--- Provided records ---
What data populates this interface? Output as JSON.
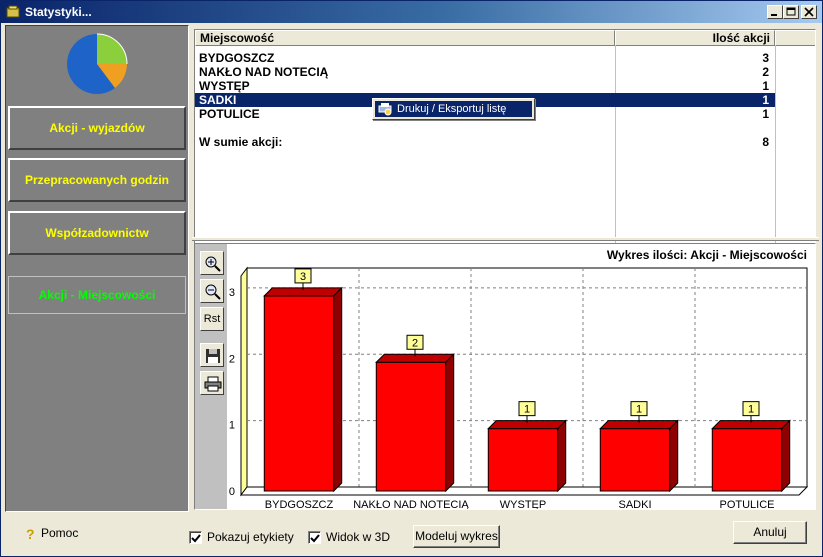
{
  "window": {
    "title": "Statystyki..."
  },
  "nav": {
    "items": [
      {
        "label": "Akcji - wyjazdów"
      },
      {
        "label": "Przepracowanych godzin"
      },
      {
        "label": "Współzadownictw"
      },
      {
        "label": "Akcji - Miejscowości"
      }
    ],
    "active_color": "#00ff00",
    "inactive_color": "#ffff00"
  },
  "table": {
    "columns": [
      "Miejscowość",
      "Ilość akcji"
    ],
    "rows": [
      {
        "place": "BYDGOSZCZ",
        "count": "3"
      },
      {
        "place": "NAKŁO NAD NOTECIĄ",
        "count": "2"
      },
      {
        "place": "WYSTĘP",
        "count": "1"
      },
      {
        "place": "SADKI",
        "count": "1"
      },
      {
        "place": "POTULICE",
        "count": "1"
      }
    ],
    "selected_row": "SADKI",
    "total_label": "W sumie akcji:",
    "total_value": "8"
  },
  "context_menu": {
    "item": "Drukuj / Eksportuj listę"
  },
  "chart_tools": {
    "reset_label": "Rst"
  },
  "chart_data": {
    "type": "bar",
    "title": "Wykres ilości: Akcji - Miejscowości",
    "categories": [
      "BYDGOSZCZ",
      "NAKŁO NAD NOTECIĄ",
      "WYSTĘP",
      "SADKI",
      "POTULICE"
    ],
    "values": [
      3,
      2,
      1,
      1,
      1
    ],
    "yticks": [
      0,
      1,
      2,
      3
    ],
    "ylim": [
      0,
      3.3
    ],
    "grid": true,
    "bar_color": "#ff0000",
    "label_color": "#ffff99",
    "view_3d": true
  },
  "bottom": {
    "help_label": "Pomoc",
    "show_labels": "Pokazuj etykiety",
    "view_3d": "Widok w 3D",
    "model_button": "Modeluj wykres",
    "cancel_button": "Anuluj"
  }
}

--- What you need to do ---
The data should be printed again unchanged; leave its pictures out.

--- Finished task ---
What data populates this interface? Output as JSON.
{
  "window": {
    "title": "Statystyki..."
  },
  "nav": {
    "items": [
      {
        "label": "Akcji - wyjazdów"
      },
      {
        "label": "Przepracowanych godzin"
      },
      {
        "label": "Współzadownictw"
      },
      {
        "label": "Akcji - Miejscowości"
      }
    ],
    "active_color": "#00ff00",
    "inactive_color": "#ffff00"
  },
  "table": {
    "columns": [
      "Miejscowość",
      "Ilość akcji"
    ],
    "rows": [
      {
        "place": "BYDGOSZCZ",
        "count": "3"
      },
      {
        "place": "NAKŁO NAD NOTECIĄ",
        "count": "2"
      },
      {
        "place": "WYSTĘP",
        "count": "1"
      },
      {
        "place": "SADKI",
        "count": "1"
      },
      {
        "place": "POTULICE",
        "count": "1"
      }
    ],
    "selected_row": "SADKI",
    "total_label": "W sumie akcji:",
    "total_value": "8"
  },
  "context_menu": {
    "item": "Drukuj / Eksportuj listę"
  },
  "chart_tools": {
    "reset_label": "Rst"
  },
  "chart_data": {
    "type": "bar",
    "title": "Wykres ilości: Akcji - Miejscowości",
    "categories": [
      "BYDGOSZCZ",
      "NAKŁO NAD NOTECIĄ",
      "WYSTĘP",
      "SADKI",
      "POTULICE"
    ],
    "values": [
      3,
      2,
      1,
      1,
      1
    ],
    "yticks": [
      0,
      1,
      2,
      3
    ],
    "ylim": [
      0,
      3.3
    ],
    "grid": true,
    "bar_color": "#ff0000",
    "label_color": "#ffff99",
    "view_3d": true
  },
  "bottom": {
    "help_label": "Pomoc",
    "show_labels": "Pokazuj etykiety",
    "view_3d": "Widok w 3D",
    "model_button": "Modeluj wykres",
    "cancel_button": "Anuluj"
  }
}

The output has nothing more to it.